#### Exercise directions:
Say how many lines include "this", with no words around the number.

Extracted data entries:
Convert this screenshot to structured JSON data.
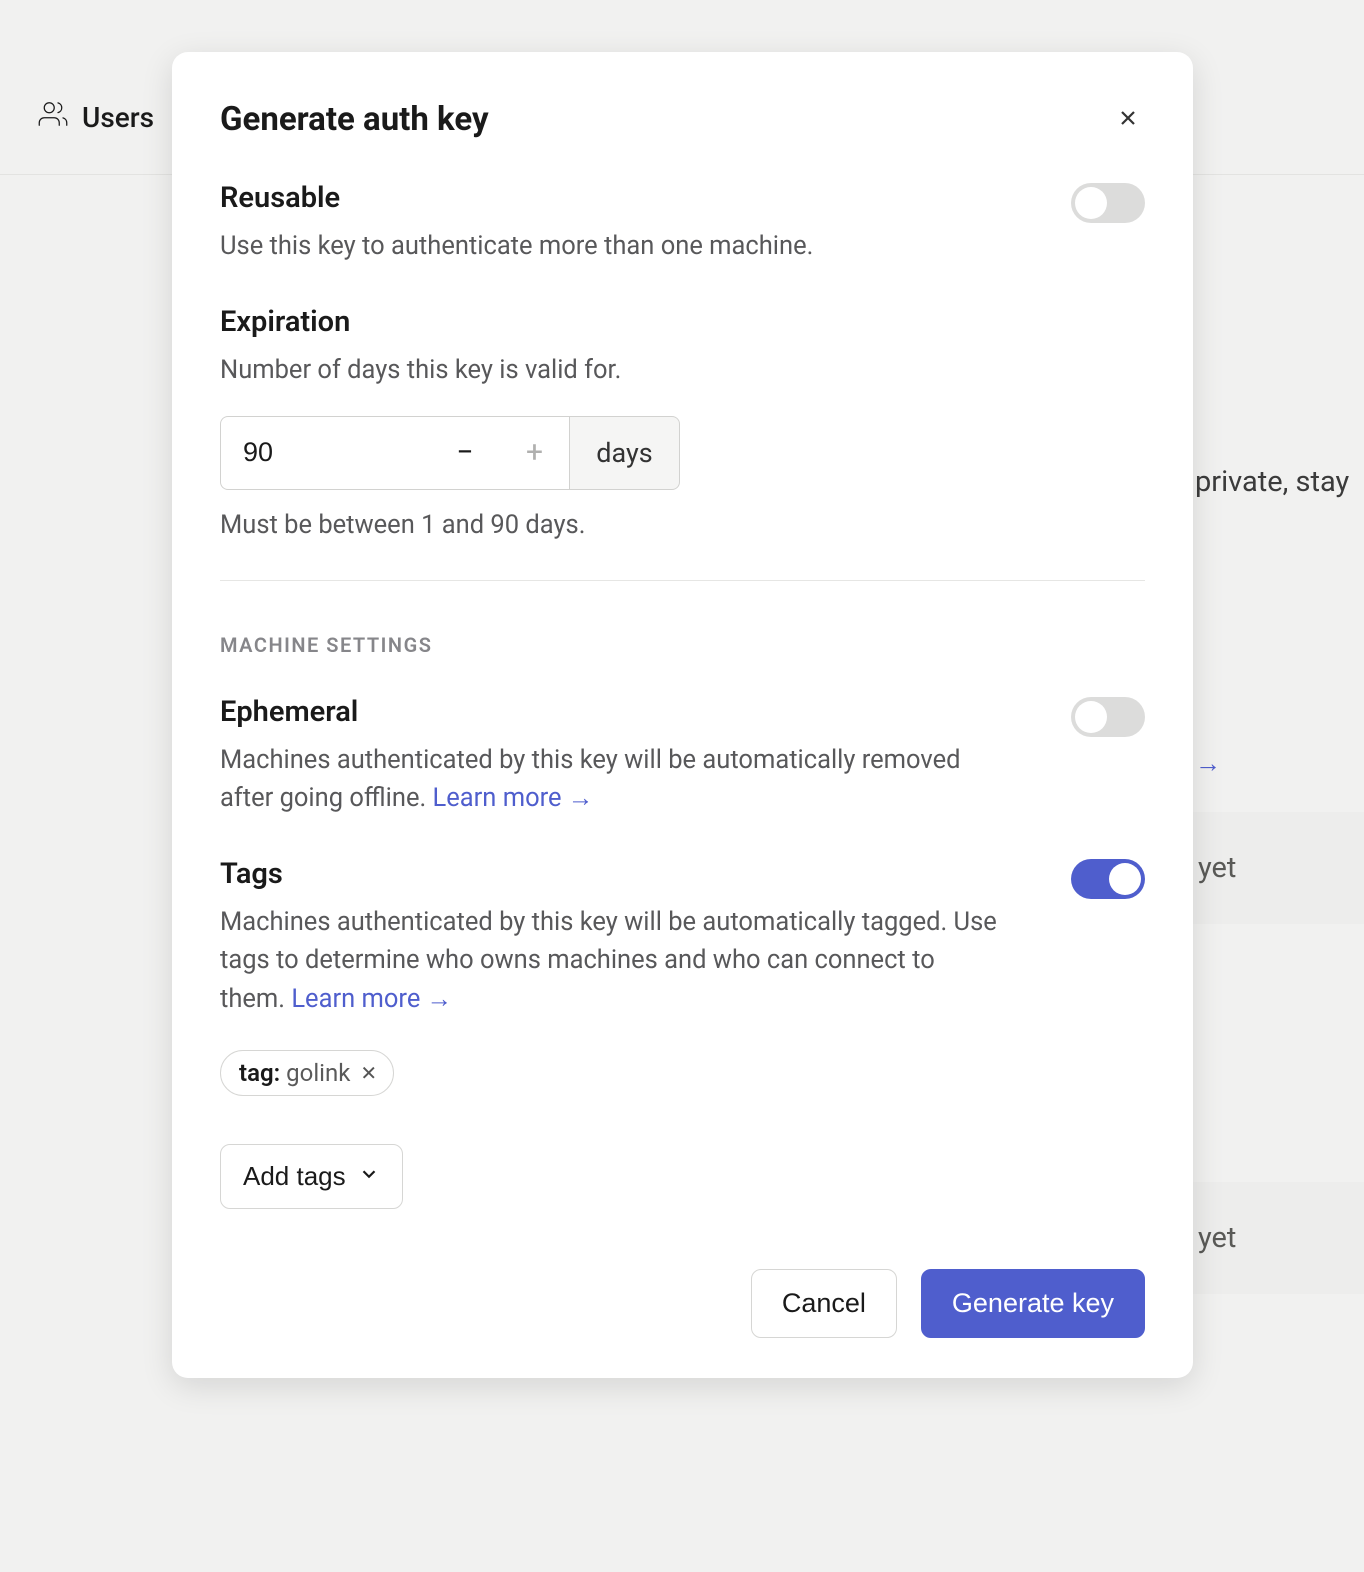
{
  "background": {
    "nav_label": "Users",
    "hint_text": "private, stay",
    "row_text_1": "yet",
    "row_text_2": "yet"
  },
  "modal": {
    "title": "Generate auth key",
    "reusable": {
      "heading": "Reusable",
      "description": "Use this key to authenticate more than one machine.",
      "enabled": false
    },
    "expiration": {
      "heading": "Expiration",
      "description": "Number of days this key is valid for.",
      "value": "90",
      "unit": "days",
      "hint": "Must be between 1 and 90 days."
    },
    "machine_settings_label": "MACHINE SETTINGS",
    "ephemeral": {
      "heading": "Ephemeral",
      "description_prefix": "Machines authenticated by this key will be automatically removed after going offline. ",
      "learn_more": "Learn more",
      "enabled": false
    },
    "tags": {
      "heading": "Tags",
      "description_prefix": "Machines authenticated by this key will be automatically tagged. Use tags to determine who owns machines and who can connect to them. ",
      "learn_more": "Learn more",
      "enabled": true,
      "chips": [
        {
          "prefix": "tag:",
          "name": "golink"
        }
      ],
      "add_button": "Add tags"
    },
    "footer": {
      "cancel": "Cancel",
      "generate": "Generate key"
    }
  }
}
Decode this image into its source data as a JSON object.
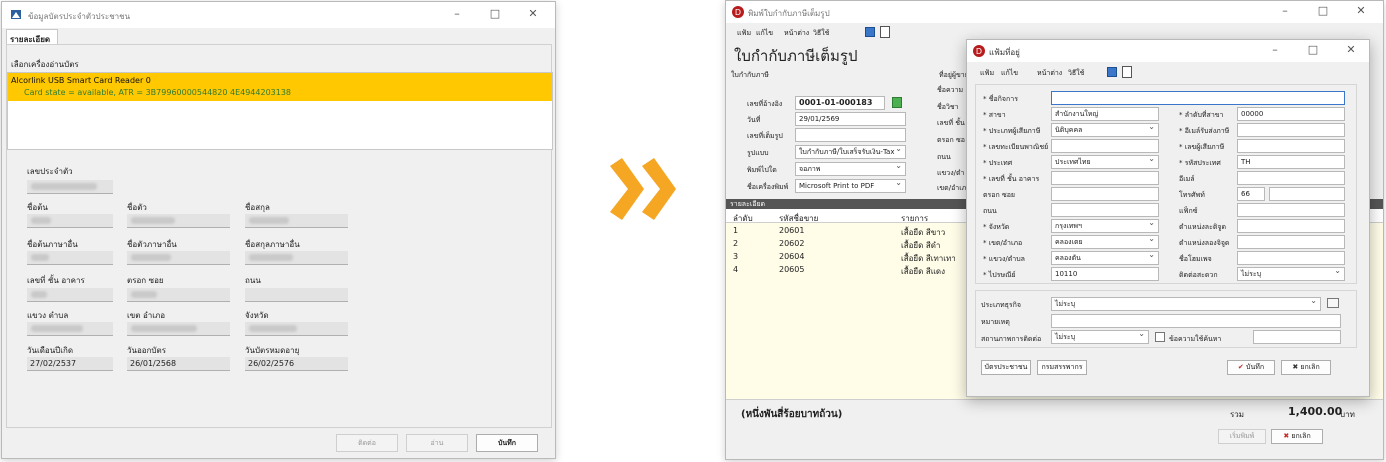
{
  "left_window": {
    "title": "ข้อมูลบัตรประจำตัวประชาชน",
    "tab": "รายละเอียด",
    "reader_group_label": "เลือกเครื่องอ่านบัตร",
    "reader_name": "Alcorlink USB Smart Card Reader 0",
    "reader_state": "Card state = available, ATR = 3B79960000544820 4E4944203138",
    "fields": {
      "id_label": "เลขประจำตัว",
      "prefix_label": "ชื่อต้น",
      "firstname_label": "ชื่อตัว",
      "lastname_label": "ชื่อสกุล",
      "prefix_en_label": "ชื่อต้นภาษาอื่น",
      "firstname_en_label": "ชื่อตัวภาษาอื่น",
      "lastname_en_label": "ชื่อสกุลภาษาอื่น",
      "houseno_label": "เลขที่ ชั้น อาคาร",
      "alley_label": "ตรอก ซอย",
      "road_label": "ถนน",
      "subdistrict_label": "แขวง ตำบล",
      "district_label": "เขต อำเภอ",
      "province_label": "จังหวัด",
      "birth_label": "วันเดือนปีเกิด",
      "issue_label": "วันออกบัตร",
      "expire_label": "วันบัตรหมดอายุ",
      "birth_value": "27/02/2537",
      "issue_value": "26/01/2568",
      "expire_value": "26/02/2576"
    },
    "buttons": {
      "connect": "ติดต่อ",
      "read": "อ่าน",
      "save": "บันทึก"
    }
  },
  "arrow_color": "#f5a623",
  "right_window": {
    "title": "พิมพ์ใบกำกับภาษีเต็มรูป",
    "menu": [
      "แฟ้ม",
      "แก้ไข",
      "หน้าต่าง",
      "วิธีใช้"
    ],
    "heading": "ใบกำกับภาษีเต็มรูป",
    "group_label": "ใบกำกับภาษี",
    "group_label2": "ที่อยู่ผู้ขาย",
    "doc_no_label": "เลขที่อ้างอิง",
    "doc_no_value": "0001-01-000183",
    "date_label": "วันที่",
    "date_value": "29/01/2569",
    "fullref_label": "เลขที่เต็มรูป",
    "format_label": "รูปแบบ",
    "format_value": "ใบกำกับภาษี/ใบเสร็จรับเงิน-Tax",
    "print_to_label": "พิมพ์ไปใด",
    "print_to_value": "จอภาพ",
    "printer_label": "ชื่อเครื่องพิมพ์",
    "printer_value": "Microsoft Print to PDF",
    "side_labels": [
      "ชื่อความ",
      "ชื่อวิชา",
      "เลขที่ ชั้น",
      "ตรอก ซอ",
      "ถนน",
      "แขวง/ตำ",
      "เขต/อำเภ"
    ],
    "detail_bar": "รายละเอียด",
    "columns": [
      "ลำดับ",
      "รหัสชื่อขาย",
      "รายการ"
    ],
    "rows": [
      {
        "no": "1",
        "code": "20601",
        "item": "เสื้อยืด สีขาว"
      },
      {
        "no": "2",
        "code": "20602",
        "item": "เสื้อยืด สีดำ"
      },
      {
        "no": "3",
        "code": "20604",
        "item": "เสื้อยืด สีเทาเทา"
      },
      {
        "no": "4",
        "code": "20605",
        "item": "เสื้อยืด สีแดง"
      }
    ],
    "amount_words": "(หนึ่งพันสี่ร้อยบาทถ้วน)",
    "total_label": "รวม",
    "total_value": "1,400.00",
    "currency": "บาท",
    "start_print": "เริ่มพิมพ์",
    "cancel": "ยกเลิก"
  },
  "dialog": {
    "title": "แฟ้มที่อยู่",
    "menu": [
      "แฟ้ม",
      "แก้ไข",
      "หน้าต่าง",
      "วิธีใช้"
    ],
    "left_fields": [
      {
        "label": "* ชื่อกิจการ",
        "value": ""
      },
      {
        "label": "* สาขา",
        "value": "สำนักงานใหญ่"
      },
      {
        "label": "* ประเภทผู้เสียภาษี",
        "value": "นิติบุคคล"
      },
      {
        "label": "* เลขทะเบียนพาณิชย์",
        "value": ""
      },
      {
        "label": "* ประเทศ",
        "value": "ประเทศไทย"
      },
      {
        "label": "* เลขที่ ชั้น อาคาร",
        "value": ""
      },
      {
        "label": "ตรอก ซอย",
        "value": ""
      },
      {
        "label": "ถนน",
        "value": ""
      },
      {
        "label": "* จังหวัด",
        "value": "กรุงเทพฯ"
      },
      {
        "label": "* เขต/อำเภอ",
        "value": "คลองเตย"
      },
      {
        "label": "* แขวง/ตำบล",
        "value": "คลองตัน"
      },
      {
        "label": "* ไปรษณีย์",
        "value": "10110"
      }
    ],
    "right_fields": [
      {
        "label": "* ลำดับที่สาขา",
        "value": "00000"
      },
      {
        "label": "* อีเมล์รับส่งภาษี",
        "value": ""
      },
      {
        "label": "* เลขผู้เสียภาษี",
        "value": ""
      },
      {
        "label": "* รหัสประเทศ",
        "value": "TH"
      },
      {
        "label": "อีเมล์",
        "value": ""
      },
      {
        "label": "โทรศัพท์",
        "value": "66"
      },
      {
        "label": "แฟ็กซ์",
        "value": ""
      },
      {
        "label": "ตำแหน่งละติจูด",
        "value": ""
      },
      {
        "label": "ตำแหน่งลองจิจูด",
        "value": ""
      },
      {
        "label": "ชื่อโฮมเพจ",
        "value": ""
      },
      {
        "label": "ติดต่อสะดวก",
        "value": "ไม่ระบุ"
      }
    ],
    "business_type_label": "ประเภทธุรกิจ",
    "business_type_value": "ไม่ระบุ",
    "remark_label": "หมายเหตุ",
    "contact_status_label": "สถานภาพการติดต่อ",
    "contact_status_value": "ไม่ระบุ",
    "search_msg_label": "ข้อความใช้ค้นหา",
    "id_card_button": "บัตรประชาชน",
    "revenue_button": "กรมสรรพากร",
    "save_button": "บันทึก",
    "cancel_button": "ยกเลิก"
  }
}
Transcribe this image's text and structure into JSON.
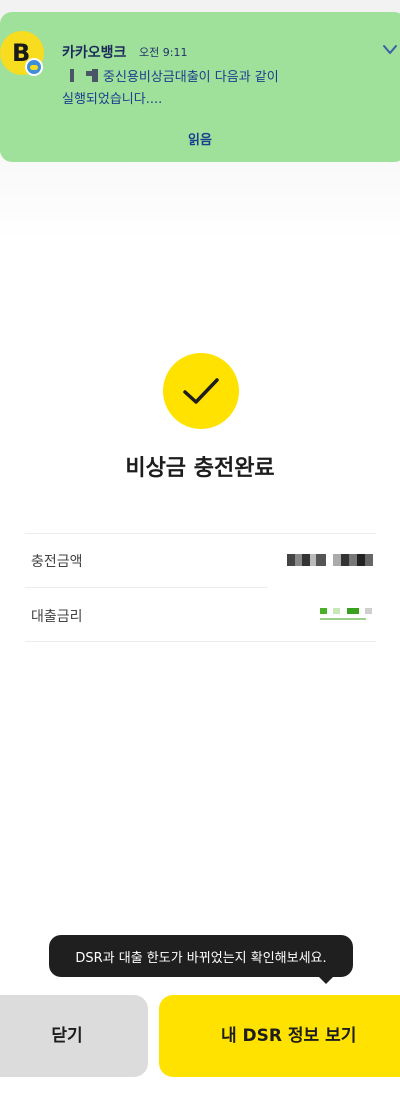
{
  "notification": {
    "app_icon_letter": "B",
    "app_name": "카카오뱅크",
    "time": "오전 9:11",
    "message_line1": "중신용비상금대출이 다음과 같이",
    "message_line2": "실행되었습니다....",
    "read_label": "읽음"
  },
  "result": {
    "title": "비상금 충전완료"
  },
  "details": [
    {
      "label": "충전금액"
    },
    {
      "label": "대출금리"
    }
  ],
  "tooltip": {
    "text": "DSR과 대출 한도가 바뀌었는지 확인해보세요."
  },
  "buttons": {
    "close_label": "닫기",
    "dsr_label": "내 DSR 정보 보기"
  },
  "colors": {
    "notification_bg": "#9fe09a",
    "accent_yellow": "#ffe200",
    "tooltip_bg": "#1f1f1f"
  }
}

#### Answer in full:
7